(Excerpts from a figure dataset)
::::::::
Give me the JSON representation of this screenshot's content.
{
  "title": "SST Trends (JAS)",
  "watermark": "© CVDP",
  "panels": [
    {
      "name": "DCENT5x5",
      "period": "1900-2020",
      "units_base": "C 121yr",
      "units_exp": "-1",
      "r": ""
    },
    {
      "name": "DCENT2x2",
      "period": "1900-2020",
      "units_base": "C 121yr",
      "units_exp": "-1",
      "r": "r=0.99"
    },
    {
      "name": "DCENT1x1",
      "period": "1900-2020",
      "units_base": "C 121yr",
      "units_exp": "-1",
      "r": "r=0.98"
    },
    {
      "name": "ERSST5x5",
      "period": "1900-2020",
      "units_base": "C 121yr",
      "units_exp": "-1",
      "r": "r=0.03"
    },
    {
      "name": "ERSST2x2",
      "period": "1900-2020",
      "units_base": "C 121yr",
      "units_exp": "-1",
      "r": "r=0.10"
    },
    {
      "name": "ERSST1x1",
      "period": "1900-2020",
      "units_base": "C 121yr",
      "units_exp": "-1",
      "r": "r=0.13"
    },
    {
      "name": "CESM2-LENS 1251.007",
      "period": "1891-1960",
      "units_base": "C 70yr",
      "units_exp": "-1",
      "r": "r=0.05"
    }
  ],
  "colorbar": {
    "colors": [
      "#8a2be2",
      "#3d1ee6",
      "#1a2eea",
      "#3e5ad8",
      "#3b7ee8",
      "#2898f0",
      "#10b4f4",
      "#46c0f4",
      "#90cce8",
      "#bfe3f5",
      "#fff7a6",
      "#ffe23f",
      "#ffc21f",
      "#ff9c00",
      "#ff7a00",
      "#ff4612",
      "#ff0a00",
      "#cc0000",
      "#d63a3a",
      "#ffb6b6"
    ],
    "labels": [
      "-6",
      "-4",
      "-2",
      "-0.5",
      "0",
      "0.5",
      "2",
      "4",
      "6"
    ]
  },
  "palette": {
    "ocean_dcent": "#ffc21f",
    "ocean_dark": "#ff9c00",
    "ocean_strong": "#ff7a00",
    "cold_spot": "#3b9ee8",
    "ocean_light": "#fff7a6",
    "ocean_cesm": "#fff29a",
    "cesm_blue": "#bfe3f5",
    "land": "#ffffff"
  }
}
::::::::
→ Given problem: Write down all the entries again without a single difference.

→ Solution to this problem:
Give me the JSON representation of this screenshot's content.
{
  "title": "SST Trends (JAS)",
  "watermark": "© CVDP",
  "panels": [
    {
      "name": "DCENT5x5",
      "period": "1900-2020",
      "units_base": "C 121yr",
      "units_exp": "-1",
      "r": ""
    },
    {
      "name": "DCENT2x2",
      "period": "1900-2020",
      "units_base": "C 121yr",
      "units_exp": "-1",
      "r": "r=0.99"
    },
    {
      "name": "DCENT1x1",
      "period": "1900-2020",
      "units_base": "C 121yr",
      "units_exp": "-1",
      "r": "r=0.98"
    },
    {
      "name": "ERSST5x5",
      "period": "1900-2020",
      "units_base": "C 121yr",
      "units_exp": "-1",
      "r": "r=0.03"
    },
    {
      "name": "ERSST2x2",
      "period": "1900-2020",
      "units_base": "C 121yr",
      "units_exp": "-1",
      "r": "r=0.10"
    },
    {
      "name": "ERSST1x1",
      "period": "1900-2020",
      "units_base": "C 121yr",
      "units_exp": "-1",
      "r": "r=0.13"
    },
    {
      "name": "CESM2-LENS 1251.007",
      "period": "1891-1960",
      "units_base": "C 70yr",
      "units_exp": "-1",
      "r": "r=0.05"
    }
  ],
  "colorbar": {
    "colors": [
      "#8a2be2",
      "#3d1ee6",
      "#1a2eea",
      "#3e5ad8",
      "#3b7ee8",
      "#2898f0",
      "#10b4f4",
      "#46c0f4",
      "#90cce8",
      "#bfe3f5",
      "#fff7a6",
      "#ffe23f",
      "#ffc21f",
      "#ff9c00",
      "#ff7a00",
      "#ff4612",
      "#ff0a00",
      "#cc0000",
      "#d63a3a",
      "#ffb6b6"
    ],
    "labels": [
      "-6",
      "-4",
      "-2",
      "-0.5",
      "0",
      "0.5",
      "2",
      "4",
      "6"
    ]
  },
  "palette": {
    "ocean_dcent": "#ffc21f",
    "ocean_dark": "#ff9c00",
    "ocean_strong": "#ff7a00",
    "cold_spot": "#3b9ee8",
    "ocean_light": "#fff7a6",
    "ocean_cesm": "#fff29a",
    "cesm_blue": "#bfe3f5",
    "land": "#ffffff"
  }
}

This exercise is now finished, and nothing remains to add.